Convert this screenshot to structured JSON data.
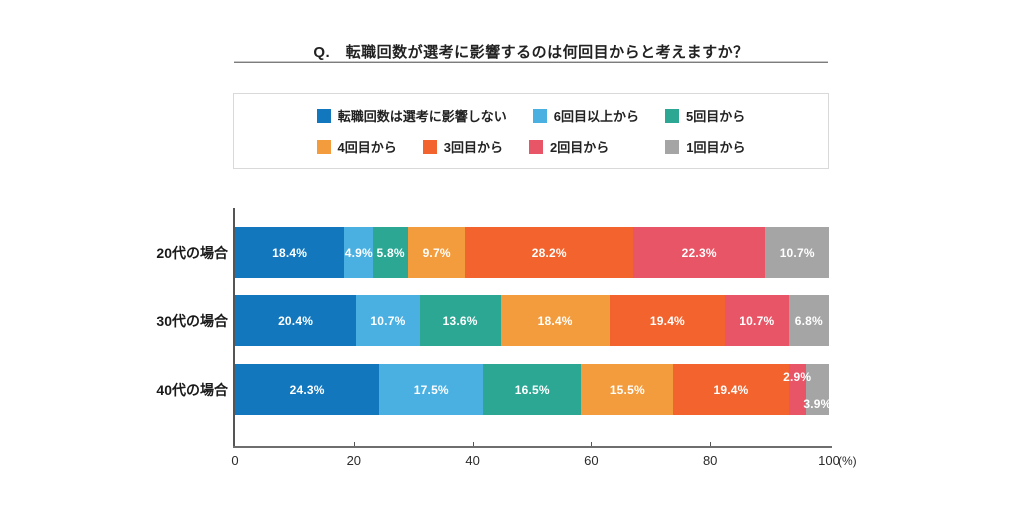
{
  "chart_data": {
    "type": "bar",
    "stacked": true,
    "orientation": "horizontal",
    "title": "Q.　転職回数が選考に影響するのは何回目からと考えますか？",
    "categories": [
      "20代の場合",
      "30代の場合",
      "40代の場合"
    ],
    "series": [
      {
        "name": "転職回数は選考に影響しない",
        "color": "#1377bd",
        "values": [
          18.4,
          20.4,
          24.3
        ]
      },
      {
        "name": "6回目以上から",
        "color": "#4ab0e2",
        "values": [
          4.9,
          10.7,
          17.5
        ]
      },
      {
        "name": "5回目から",
        "color": "#2ba794",
        "values": [
          5.8,
          13.6,
          16.5
        ]
      },
      {
        "name": "4回目から",
        "color": "#f39c3d",
        "values": [
          9.7,
          18.4,
          15.5
        ]
      },
      {
        "name": "3回目から",
        "color": "#f2632e",
        "values": [
          28.2,
          19.4,
          19.4
        ]
      },
      {
        "name": "2回目から",
        "color": "#e85566",
        "values": [
          22.3,
          10.7,
          2.9
        ]
      },
      {
        "name": "1回目から",
        "color": "#a5a5a5",
        "values": [
          10.7,
          6.8,
          3.9
        ]
      }
    ],
    "value_suffix": "%",
    "x_axis": {
      "range": [
        0,
        100
      ],
      "ticks": [
        0,
        20,
        40,
        60,
        80,
        100
      ],
      "unit_label": "(%)"
    },
    "legend_position": "top-box",
    "legend_rows": [
      [
        0,
        1,
        2
      ],
      [
        3,
        4,
        5,
        6
      ]
    ],
    "grid": false
  }
}
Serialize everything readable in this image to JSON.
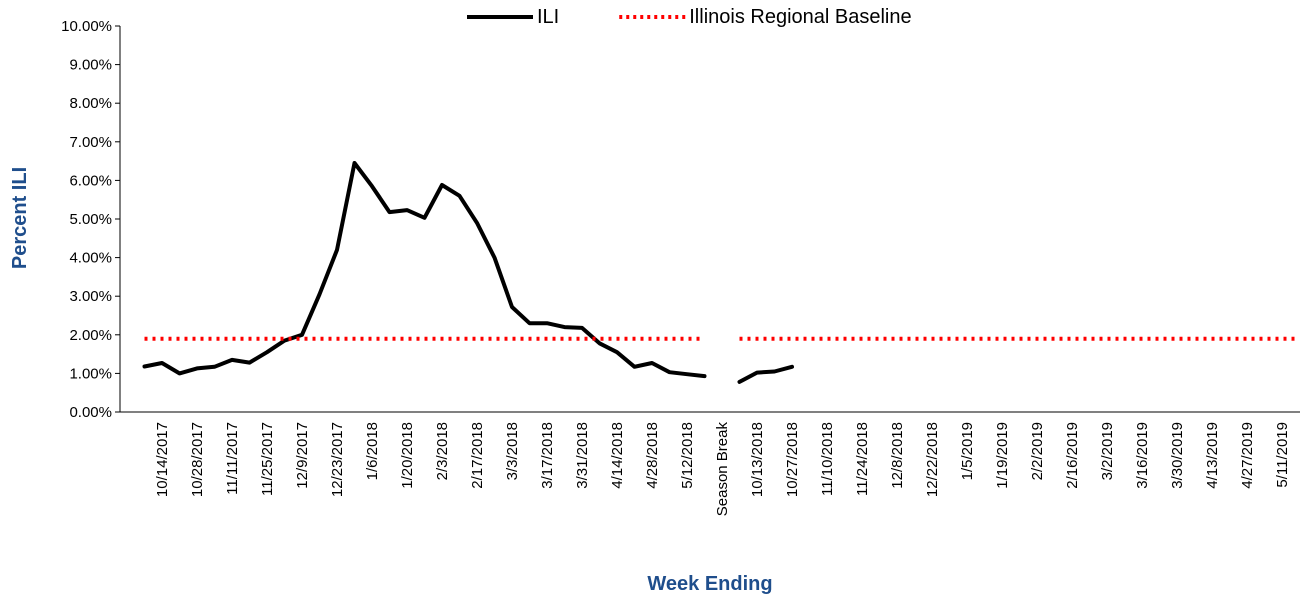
{
  "chart_data": {
    "type": "line",
    "x_label": "Week Ending",
    "y_label": "Percent ILI",
    "categories": [
      null,
      "10/14/2017",
      null,
      "10/28/2017",
      null,
      "11/11/2017",
      null,
      "11/25/2017",
      null,
      "12/9/2017",
      null,
      "12/23/2017",
      null,
      "1/6/2018",
      null,
      "1/20/2018",
      null,
      "2/3/2018",
      null,
      "2/17/2018",
      null,
      "3/3/2018",
      null,
      "3/17/2018",
      null,
      "3/31/2018",
      null,
      "4/14/2018",
      null,
      "4/28/2018",
      null,
      "5/12/2018",
      null,
      "Season Break",
      null,
      "10/13/2018",
      null,
      "10/27/2018",
      null,
      "11/10/2018",
      null,
      "11/24/2018",
      null,
      "12/8/2018",
      null,
      "12/22/2018",
      null,
      "1/5/2019",
      null,
      "1/19/2019",
      null,
      "2/2/2019",
      null,
      "2/16/2019",
      null,
      "3/2/2019",
      null,
      "3/16/2019",
      null,
      "3/30/2019",
      null,
      "4/13/2019",
      null,
      "4/27/2019",
      null,
      "5/11/2019",
      null
    ],
    "series": [
      {
        "name": "ILI",
        "color": "#000000",
        "style": "solid",
        "values": [
          1.18,
          1.27,
          1.0,
          1.13,
          1.17,
          1.35,
          1.28,
          1.55,
          1.85,
          2.0,
          3.05,
          4.2,
          6.45,
          5.85,
          5.18,
          5.23,
          5.03,
          5.88,
          5.6,
          4.9,
          4.0,
          2.72,
          2.3,
          2.3,
          2.2,
          2.18,
          1.78,
          1.55,
          1.17,
          1.27,
          1.03,
          0.98,
          0.93,
          null,
          0.78,
          1.02,
          1.05,
          1.17,
          null,
          null,
          null,
          null,
          null,
          null,
          null,
          null,
          null,
          null,
          null,
          null,
          null,
          null,
          null,
          null,
          null,
          null,
          null,
          null,
          null,
          null,
          null,
          null,
          null,
          null,
          null,
          null,
          null
        ]
      },
      {
        "name": "Illinois Regional Baseline",
        "color": "#ff0000",
        "style": "dotted",
        "values": [
          1.9,
          1.9,
          1.9,
          1.9,
          1.9,
          1.9,
          1.9,
          1.9,
          1.9,
          1.9,
          1.9,
          1.9,
          1.9,
          1.9,
          1.9,
          1.9,
          1.9,
          1.9,
          1.9,
          1.9,
          1.9,
          1.9,
          1.9,
          1.9,
          1.9,
          1.9,
          1.9,
          1.9,
          1.9,
          1.9,
          1.9,
          1.9,
          1.9,
          null,
          1.9,
          1.9,
          1.9,
          1.9,
          1.9,
          1.9,
          1.9,
          1.9,
          1.9,
          1.9,
          1.9,
          1.9,
          1.9,
          1.9,
          1.9,
          1.9,
          1.9,
          1.9,
          1.9,
          1.9,
          1.9,
          1.9,
          1.9,
          1.9,
          1.9,
          1.9,
          1.9,
          1.9,
          1.9,
          1.9,
          1.9,
          1.9,
          1.9
        ]
      }
    ],
    "ylim": [
      0,
      10
    ],
    "yticks": [
      {
        "value": 0,
        "label": "0.00%"
      },
      {
        "value": 1,
        "label": "1.00%"
      },
      {
        "value": 2,
        "label": "2.00%"
      },
      {
        "value": 3,
        "label": "3.00%"
      },
      {
        "value": 4,
        "label": "4.00%"
      },
      {
        "value": 5,
        "label": "5.00%"
      },
      {
        "value": 6,
        "label": "6.00%"
      },
      {
        "value": 7,
        "label": "7.00%"
      },
      {
        "value": 8,
        "label": "8.00%"
      },
      {
        "value": 9,
        "label": "9.00%"
      },
      {
        "value": 10,
        "label": "10.00%"
      }
    ],
    "grid": false,
    "legend": "top"
  }
}
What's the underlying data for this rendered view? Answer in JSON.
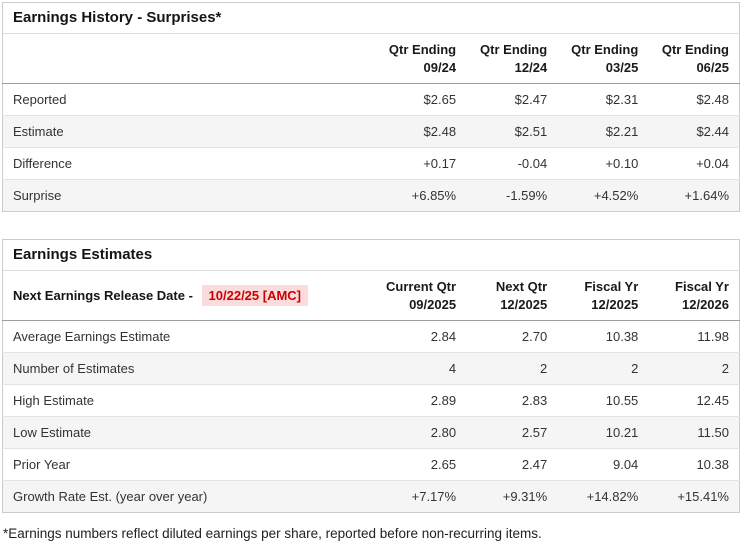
{
  "colors": {
    "positive": "#1d8a70",
    "negative": "#cb3048",
    "release_date_text": "#cc0000",
    "release_date_bg": "#fbdbdb"
  },
  "surprises": {
    "title": "Earnings History - Surprises*",
    "columns": [
      {
        "line1": "Qtr Ending",
        "line2": "09/24"
      },
      {
        "line1": "Qtr Ending",
        "line2": "12/24"
      },
      {
        "line1": "Qtr Ending",
        "line2": "03/25"
      },
      {
        "line1": "Qtr Ending",
        "line2": "06/25"
      }
    ],
    "rows": [
      {
        "label": "Reported",
        "values": [
          "$2.65",
          "$2.47",
          "$2.31",
          "$2.48"
        ]
      },
      {
        "label": "Estimate",
        "values": [
          "$2.48",
          "$2.51",
          "$2.21",
          "$2.44"
        ]
      },
      {
        "label": "Difference",
        "values": [
          "+0.17",
          "-0.04",
          "+0.10",
          "+0.04"
        ],
        "tones": [
          "pos",
          "neg",
          "pos",
          "pos"
        ]
      },
      {
        "label": "Surprise",
        "values": [
          "+6.85%",
          "-1.59%",
          "+4.52%",
          "+1.64%"
        ],
        "tones": [
          "pos",
          "neg",
          "pos",
          "pos"
        ]
      }
    ]
  },
  "estimates": {
    "title": "Earnings Estimates",
    "release_label": "Next Earnings Release Date -",
    "release_date": "10/22/25 [AMC]",
    "columns": [
      {
        "line1": "Current Qtr",
        "line2": "09/2025"
      },
      {
        "line1": "Next Qtr",
        "line2": "12/2025"
      },
      {
        "line1": "Fiscal Yr",
        "line2": "12/2025"
      },
      {
        "line1": "Fiscal Yr",
        "line2": "12/2026"
      }
    ],
    "rows": [
      {
        "label": "Average Earnings Estimate",
        "values": [
          "2.84",
          "2.70",
          "10.38",
          "11.98"
        ]
      },
      {
        "label": "Number of Estimates",
        "values": [
          "4",
          "2",
          "2",
          "2"
        ]
      },
      {
        "label": "High Estimate",
        "values": [
          "2.89",
          "2.83",
          "10.55",
          "12.45"
        ]
      },
      {
        "label": "Low Estimate",
        "values": [
          "2.80",
          "2.57",
          "10.21",
          "11.50"
        ]
      },
      {
        "label": "Prior Year",
        "values": [
          "2.65",
          "2.47",
          "9.04",
          "10.38"
        ]
      },
      {
        "label": "Growth Rate Est. (year over year)",
        "values": [
          "+7.17%",
          "+9.31%",
          "+14.82%",
          "+15.41%"
        ],
        "tones": [
          "pos",
          "pos",
          "pos",
          "pos"
        ]
      }
    ]
  },
  "footnote": "*Earnings numbers reflect diluted earnings per share, reported before non-recurring items."
}
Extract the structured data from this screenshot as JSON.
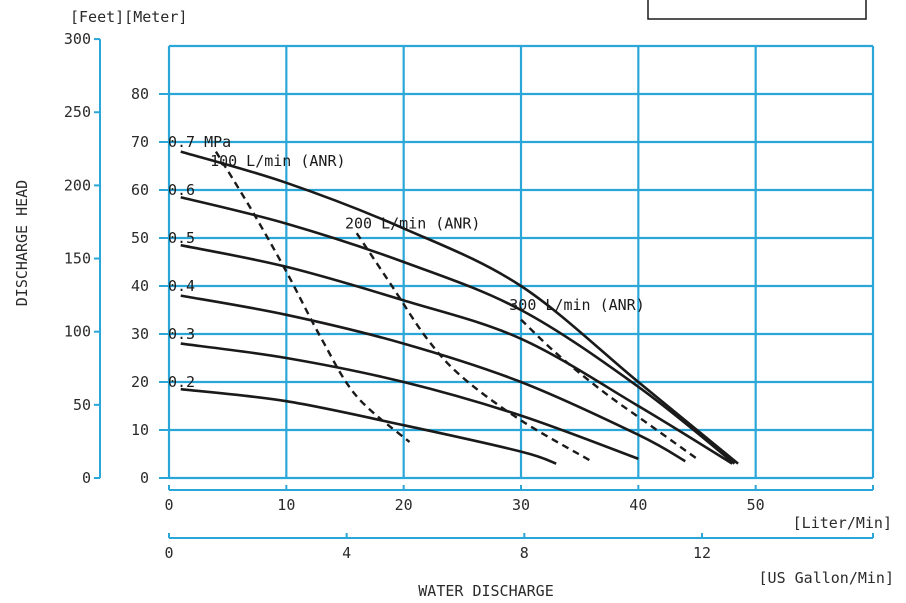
{
  "chart_data": {
    "type": "line",
    "title": "",
    "units_label": "[Feet][Meter]",
    "ylabel": "DISCHARGE HEAD",
    "xlabel": "WATER DISCHARGE",
    "x_unit_primary": "[Liter/Min]",
    "x_unit_secondary": "[US Gallon/Min]",
    "xlim": [
      0,
      60
    ],
    "ylim_meter": [
      0,
      90
    ],
    "x_ticks": [
      0,
      10,
      20,
      30,
      40,
      50
    ],
    "x_tick_labels": [
      "0",
      "10",
      "20",
      "30",
      "40",
      "50"
    ],
    "x2_ticks_usgal": [
      0,
      4,
      8,
      12
    ],
    "x2_tick_labels": [
      "0",
      "4",
      "8",
      "12"
    ],
    "y_meter_ticks": [
      0,
      10,
      20,
      30,
      40,
      50,
      60,
      70,
      80
    ],
    "y_meter_tick_labels": [
      "0",
      "10",
      "20",
      "30",
      "40",
      "50",
      "60",
      "70",
      "80"
    ],
    "y_feet_ticks": [
      0,
      50,
      100,
      150,
      200,
      250,
      300
    ],
    "y_feet_tick_labels": [
      "0",
      "50",
      "100",
      "150",
      "200",
      "250",
      "300"
    ],
    "grid": true,
    "series": [
      {
        "name": "0.7 MPa",
        "kind": "pressure",
        "x": [
          1,
          10,
          20,
          30,
          40,
          48.5
        ],
        "y": [
          68,
          61.5,
          52,
          40,
          20,
          3
        ],
        "label_at": [
          0,
          70
        ]
      },
      {
        "name": "0.6",
        "kind": "pressure",
        "x": [
          1,
          10,
          20,
          30,
          40,
          48.2
        ],
        "y": [
          58.5,
          53,
          45,
          35,
          19,
          3
        ],
        "label_at": [
          0,
          60
        ]
      },
      {
        "name": "0.5",
        "kind": "pressure",
        "x": [
          1,
          10,
          20,
          30,
          40,
          48
        ],
        "y": [
          48.5,
          44,
          37,
          29,
          15,
          3
        ],
        "label_at": [
          0,
          50
        ]
      },
      {
        "name": "0.4",
        "kind": "pressure",
        "x": [
          1,
          10,
          20,
          30,
          40,
          44
        ],
        "y": [
          38,
          34,
          28,
          20,
          9,
          3.5
        ],
        "label_at": [
          0,
          40
        ]
      },
      {
        "name": "0.3",
        "kind": "pressure",
        "x": [
          1,
          10,
          20,
          30,
          40
        ],
        "y": [
          28,
          25,
          20,
          13,
          4
        ],
        "label_at": [
          0,
          30
        ]
      },
      {
        "name": "0.2",
        "kind": "pressure",
        "x": [
          1,
          10,
          20,
          30,
          33
        ],
        "y": [
          18.5,
          16,
          11,
          5.5,
          3
        ],
        "label_at": [
          0,
          20
        ]
      }
    ],
    "air_consumption": [
      {
        "name": "100 L/min (ANR)",
        "x": [
          4,
          7,
          10,
          13,
          16,
          20.5
        ],
        "y": [
          68,
          56,
          43,
          29,
          17,
          7.5
        ],
        "label_at": [
          3.5,
          66
        ]
      },
      {
        "name": "200 L/min (ANR)",
        "x": [
          16,
          19,
          22,
          25,
          30,
          36
        ],
        "y": [
          51,
          40,
          29,
          21,
          12,
          3.5
        ],
        "label_at": [
          15,
          53
        ]
      },
      {
        "name": "300 L/min (ANR)",
        "x": [
          30,
          33,
          37,
          41,
          45
        ],
        "y": [
          33,
          26,
          18,
          11,
          4
        ],
        "label_at": [
          29,
          36
        ]
      }
    ]
  }
}
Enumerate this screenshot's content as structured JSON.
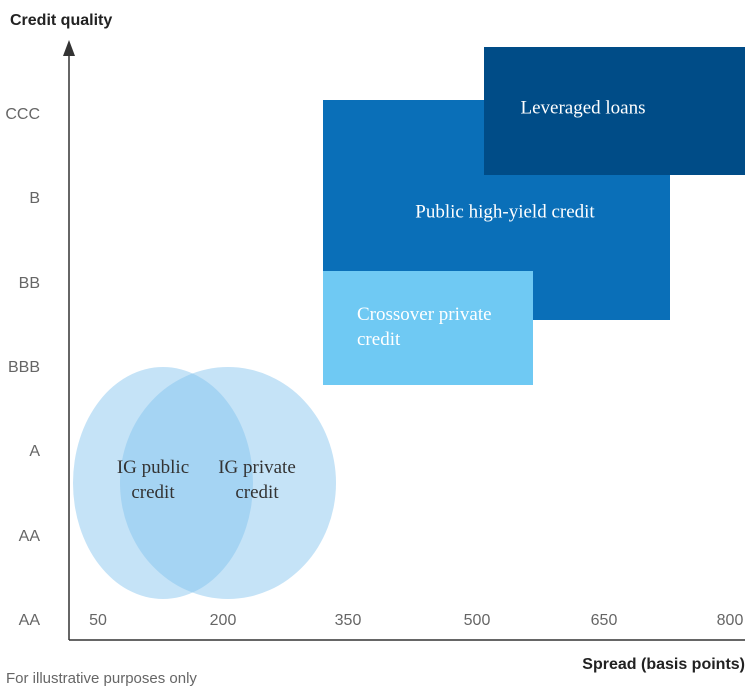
{
  "y_axis": {
    "title": "Credit quality",
    "ticks": [
      "CCC",
      "B",
      "BB",
      "BBB",
      "A",
      "AA",
      "AA"
    ]
  },
  "x_axis": {
    "title": "Spread (basis points)",
    "ticks": [
      "50",
      "200",
      "350",
      "500",
      "650",
      "800"
    ]
  },
  "regions": [
    {
      "label": "Leveraged loans"
    },
    {
      "label": "Public high-yield credit"
    },
    {
      "label": "Crossover private credit"
    },
    {
      "label": "IG public credit"
    },
    {
      "label": "IG private credit"
    }
  ],
  "footnote": "For illustrative purposes only"
}
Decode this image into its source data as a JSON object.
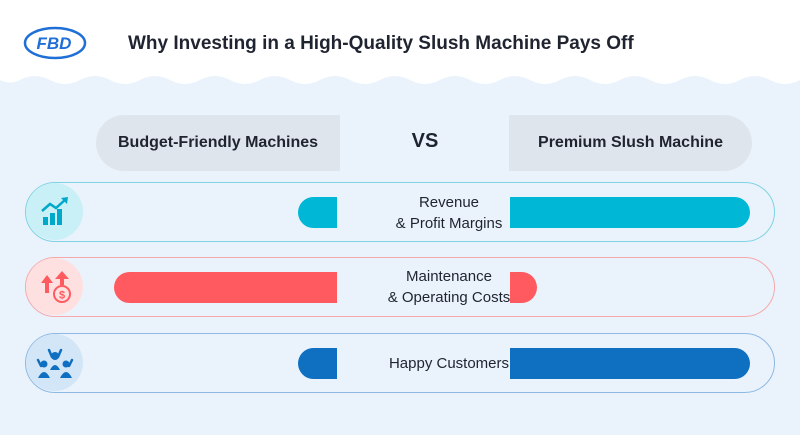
{
  "title": "Why Investing in a High-Quality Slush Machine Pays Off",
  "logo_text": "FBD",
  "columns": {
    "left": "Budget-Friendly Machines",
    "vs": "VS",
    "right": "Premium Slush Machine"
  },
  "colors": {
    "teal": "#00b8d6",
    "red": "#ff5a5f",
    "blue": "#0f6fc0"
  },
  "rows": [
    {
      "label_line1": "Revenue",
      "label_line2": "& Profit Margins",
      "icon": "growth-chart-icon"
    },
    {
      "label_line1": "Maintenance",
      "label_line2": "& Operating Costs",
      "icon": "rising-cost-icon"
    },
    {
      "label_line1": "Happy Customers",
      "label_line2": "",
      "icon": "happy-customers-icon"
    }
  ],
  "chart_data": {
    "type": "bar",
    "categories": [
      "Revenue & Profit Margins",
      "Maintenance & Operating Costs",
      "Happy Customers"
    ],
    "series": [
      {
        "name": "Budget-Friendly Machines",
        "values": [
          0.17,
          0.97,
          0.17
        ]
      },
      {
        "name": "Premium Slush Machine",
        "values": [
          0.98,
          0.11,
          0.98
        ]
      }
    ],
    "ylim": [
      0,
      1
    ]
  }
}
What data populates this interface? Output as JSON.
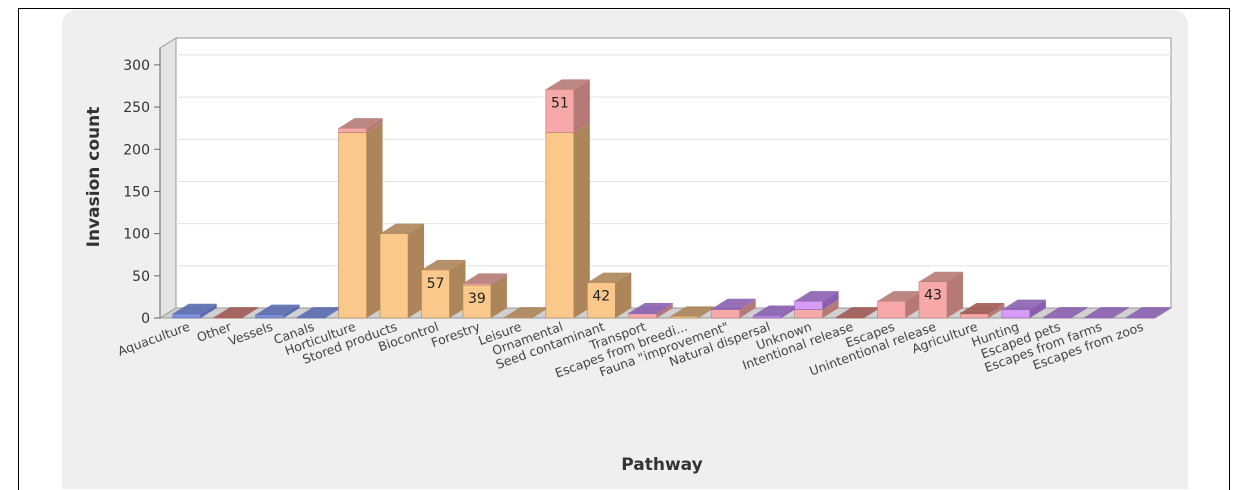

-.-.-

WHAT YOU NEED TO DO>
Read the entries above, then pull out the lines that include "Machines".

THE REPLY>
    "left": "Budget-Friendly Machines",
        "name": "Budget-Friendly Machines",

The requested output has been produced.